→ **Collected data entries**
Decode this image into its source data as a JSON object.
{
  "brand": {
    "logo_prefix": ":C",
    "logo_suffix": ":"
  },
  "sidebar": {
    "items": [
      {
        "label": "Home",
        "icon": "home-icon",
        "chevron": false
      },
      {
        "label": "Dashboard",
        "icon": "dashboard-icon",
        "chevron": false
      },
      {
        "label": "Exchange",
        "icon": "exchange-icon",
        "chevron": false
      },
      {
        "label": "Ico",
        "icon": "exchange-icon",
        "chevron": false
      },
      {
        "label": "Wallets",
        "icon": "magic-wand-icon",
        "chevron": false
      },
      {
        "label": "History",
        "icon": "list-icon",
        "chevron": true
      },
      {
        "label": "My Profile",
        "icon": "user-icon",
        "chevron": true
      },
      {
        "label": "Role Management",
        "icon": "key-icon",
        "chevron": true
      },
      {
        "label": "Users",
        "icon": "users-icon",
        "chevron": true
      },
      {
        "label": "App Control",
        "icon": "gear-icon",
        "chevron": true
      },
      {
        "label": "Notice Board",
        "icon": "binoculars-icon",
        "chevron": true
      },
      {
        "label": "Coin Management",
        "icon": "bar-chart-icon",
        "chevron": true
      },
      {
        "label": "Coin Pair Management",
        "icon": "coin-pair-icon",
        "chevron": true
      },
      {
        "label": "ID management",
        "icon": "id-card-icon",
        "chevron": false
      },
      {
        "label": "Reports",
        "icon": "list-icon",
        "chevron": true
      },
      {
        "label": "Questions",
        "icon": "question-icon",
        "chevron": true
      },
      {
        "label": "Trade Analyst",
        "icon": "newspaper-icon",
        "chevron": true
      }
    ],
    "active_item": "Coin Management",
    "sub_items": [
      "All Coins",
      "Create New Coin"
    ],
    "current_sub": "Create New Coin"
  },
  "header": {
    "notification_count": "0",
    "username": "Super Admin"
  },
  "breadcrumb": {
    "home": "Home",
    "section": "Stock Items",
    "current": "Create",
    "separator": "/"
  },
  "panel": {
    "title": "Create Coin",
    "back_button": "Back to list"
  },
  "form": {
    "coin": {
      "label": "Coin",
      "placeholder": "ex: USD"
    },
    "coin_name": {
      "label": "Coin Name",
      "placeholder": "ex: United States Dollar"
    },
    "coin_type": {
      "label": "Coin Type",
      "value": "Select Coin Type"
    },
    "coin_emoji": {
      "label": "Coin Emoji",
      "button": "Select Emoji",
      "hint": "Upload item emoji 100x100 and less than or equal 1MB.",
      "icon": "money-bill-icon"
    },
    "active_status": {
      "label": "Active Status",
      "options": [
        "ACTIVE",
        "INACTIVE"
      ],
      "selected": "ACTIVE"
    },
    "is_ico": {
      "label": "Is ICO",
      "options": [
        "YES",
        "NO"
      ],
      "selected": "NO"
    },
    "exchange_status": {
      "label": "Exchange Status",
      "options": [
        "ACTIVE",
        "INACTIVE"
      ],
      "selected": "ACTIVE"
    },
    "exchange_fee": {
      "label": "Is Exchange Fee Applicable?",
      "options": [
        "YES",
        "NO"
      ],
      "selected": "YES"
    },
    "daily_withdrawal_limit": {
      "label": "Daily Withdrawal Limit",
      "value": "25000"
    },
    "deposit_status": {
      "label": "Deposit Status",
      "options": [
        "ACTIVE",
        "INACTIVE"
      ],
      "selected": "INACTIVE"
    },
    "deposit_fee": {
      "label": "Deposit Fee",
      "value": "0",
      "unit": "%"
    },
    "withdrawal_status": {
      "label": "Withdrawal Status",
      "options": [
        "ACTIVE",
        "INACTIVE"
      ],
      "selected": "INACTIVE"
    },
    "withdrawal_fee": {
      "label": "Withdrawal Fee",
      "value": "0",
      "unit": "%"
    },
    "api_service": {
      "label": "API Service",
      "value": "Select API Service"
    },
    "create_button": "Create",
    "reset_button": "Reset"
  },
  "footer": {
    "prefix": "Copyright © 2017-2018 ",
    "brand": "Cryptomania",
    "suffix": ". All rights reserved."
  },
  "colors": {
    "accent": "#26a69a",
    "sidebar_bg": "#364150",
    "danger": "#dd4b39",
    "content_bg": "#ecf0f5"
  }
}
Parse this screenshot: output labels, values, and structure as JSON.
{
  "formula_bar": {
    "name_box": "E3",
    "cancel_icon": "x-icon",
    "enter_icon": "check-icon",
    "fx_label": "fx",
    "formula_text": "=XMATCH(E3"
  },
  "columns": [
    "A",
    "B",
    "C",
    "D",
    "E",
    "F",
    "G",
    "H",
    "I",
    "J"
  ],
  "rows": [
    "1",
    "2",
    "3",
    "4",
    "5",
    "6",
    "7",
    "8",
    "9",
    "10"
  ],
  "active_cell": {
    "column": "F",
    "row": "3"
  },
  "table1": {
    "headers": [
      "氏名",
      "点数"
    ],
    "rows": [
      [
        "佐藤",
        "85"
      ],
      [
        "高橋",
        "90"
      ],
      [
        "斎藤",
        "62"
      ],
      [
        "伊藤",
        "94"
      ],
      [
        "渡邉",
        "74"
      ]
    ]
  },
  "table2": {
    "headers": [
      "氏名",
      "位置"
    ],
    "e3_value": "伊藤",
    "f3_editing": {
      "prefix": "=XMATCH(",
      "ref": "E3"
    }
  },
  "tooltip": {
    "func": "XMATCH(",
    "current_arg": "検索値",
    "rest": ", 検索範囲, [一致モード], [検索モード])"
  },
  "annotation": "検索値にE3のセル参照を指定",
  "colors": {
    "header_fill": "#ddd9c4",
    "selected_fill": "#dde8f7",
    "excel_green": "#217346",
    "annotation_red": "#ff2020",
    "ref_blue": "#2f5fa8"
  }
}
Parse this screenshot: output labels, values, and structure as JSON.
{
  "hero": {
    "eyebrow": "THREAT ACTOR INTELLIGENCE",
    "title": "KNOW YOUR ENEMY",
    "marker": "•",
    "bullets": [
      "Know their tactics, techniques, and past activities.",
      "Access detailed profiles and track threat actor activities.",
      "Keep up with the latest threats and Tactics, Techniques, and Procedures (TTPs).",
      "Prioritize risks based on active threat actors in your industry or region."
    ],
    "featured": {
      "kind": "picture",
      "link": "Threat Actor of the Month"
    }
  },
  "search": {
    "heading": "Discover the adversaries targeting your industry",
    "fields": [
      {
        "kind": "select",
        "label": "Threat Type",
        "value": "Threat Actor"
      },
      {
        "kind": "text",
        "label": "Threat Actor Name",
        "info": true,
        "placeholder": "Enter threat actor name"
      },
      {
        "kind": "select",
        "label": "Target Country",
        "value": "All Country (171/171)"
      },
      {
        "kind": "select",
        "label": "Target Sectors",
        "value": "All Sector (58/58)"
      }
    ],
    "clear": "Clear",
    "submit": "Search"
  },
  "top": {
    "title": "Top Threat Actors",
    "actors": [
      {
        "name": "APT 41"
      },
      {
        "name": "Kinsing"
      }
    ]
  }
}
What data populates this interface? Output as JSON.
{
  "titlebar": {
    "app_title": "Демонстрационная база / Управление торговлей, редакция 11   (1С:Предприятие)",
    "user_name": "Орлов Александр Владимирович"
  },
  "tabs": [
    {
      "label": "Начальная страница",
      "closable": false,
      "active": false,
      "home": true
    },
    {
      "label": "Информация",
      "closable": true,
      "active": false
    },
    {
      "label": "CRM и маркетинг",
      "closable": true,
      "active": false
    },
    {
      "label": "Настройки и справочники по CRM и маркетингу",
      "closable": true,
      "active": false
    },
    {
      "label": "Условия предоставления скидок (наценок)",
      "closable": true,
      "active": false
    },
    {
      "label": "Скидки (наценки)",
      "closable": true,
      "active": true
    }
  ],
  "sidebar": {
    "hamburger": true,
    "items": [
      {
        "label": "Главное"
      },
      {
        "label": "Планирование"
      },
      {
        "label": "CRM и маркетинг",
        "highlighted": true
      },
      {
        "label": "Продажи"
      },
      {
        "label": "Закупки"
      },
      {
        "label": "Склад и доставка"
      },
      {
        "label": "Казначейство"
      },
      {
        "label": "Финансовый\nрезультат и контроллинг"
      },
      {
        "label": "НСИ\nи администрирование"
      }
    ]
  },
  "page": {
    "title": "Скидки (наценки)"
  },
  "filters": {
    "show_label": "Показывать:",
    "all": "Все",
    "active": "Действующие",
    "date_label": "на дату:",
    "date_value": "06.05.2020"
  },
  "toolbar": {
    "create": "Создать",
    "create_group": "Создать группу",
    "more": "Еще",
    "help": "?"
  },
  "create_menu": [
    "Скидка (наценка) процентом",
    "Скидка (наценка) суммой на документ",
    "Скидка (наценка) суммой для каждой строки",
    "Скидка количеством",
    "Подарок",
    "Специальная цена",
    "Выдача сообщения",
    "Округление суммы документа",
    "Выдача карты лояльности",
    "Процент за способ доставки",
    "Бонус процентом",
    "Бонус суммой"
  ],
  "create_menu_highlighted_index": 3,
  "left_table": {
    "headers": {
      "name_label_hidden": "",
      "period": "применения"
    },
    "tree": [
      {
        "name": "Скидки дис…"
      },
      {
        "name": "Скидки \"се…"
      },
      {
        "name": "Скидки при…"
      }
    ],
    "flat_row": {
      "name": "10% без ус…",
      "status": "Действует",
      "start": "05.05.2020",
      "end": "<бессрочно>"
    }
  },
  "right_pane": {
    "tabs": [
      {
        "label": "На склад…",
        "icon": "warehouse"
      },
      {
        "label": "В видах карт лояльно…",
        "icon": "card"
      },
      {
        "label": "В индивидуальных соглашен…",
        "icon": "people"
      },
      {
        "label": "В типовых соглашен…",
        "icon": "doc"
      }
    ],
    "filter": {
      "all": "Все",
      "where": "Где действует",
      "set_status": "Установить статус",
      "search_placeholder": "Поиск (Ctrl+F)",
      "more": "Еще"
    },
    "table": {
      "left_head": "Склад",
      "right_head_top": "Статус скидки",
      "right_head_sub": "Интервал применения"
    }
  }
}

→ **WHAT IS REQUIRED**
Copy each line of the listing that includes "activities".

→ **SOLUTION**
      "Know their tactics, techniques, and past activities.",
      "Access detailed profiles and track threat actor activities.",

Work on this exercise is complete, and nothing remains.